What you need to do = Could you extract every entry below and reproduce it exactly?

--- START Records supplied ---

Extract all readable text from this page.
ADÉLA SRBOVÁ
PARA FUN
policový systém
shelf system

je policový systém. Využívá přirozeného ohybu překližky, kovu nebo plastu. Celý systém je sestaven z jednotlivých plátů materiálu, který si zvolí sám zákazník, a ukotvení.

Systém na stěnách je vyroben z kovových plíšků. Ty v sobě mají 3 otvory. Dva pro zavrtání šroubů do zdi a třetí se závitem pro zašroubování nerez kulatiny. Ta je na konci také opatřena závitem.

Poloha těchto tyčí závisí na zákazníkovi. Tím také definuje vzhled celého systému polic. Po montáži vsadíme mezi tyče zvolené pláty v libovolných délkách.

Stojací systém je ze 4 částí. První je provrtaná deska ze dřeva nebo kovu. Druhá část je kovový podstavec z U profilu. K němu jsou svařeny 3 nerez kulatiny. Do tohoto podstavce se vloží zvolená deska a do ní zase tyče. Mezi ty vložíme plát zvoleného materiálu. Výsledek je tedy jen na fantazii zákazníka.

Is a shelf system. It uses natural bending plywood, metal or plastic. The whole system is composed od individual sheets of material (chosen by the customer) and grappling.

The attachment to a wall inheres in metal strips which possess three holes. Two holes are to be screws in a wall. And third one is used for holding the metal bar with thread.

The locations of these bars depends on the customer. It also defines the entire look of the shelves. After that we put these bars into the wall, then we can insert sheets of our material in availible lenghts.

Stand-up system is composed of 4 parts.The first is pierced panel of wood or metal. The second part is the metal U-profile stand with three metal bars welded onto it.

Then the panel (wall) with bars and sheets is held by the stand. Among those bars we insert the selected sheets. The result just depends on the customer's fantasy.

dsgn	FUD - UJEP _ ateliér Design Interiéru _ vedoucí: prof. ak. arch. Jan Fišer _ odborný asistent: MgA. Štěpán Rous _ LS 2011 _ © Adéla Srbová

--- END Records supplied ---

Answer for the task =
Extract all readable text from this page.
ADÉLA SRBOVÁ
PARA FUN
policový systém
shelf system

je policový systém. Využívá přirozeného ohybu překližky, kovu nebo plastu. Celý systém je sestaven z jednotlivých plátů materiálu, který si zvolí sám zákazník, a ukotvení.

Systém na stěnách je vyroben z kovových plíšků. Ty v sobě mají 3 otvory. Dva pro zavrtání šroubů do zdi a třetí se závitem pro zašroubování nerez kulatiny. Ta je na konci také opatřena závitem.

Poloha těchto tyčí závisí na zákazníkovi. Tím také definuje vzhled celého systému polic. Po montáži vsadíme mezi tyče zvolené pláty v libovolných délkách.

Stojací systém je ze 4 částí. První je provrtaná deska ze dřeva nebo kovu. Druhá část je kovový podstavec z U profilu. K němu jsou svařeny 3 nerez kulatiny. Do tohoto podstavce se vloží zvolená deska a do ní zase tyče. Mezi ty vložíme plát zvoleného materiálu. Výsledek je tedy jen na fantazii zákazníka.

Is a shelf system. It uses natural bending plywood, metal or plastic. The whole system is composed od individual sheets of material (chosen by the customer) and grappling.

The attachment to a wall inheres in metal strips which possess three holes. Two holes are to be screws in a wall. And third one is used for holding the metal bar with thread.

The locations of these bars depends on the customer. It also defines the entire look of the shelves. After that we put these bars into the wall, then we can insert sheets of our material in availible lenghts.

Stand-up system is composed of 4 parts.The first is pierced panel of wood or metal. The second part is the metal U-profile stand with three metal bars welded onto it.

Then the panel (wall) with bars and sheets is held by the stand. Among those bars we insert the selected sheets. The result just depends on the customer's fantasy.

dsgn	FUD - UJEP _ ateliér Design Interiéru _ vedoucí: prof. ak. arch. Jan Fišer _ odborný asistent: MgA. Štěpán Rous _ LS 2011 _ © Adéla Srbová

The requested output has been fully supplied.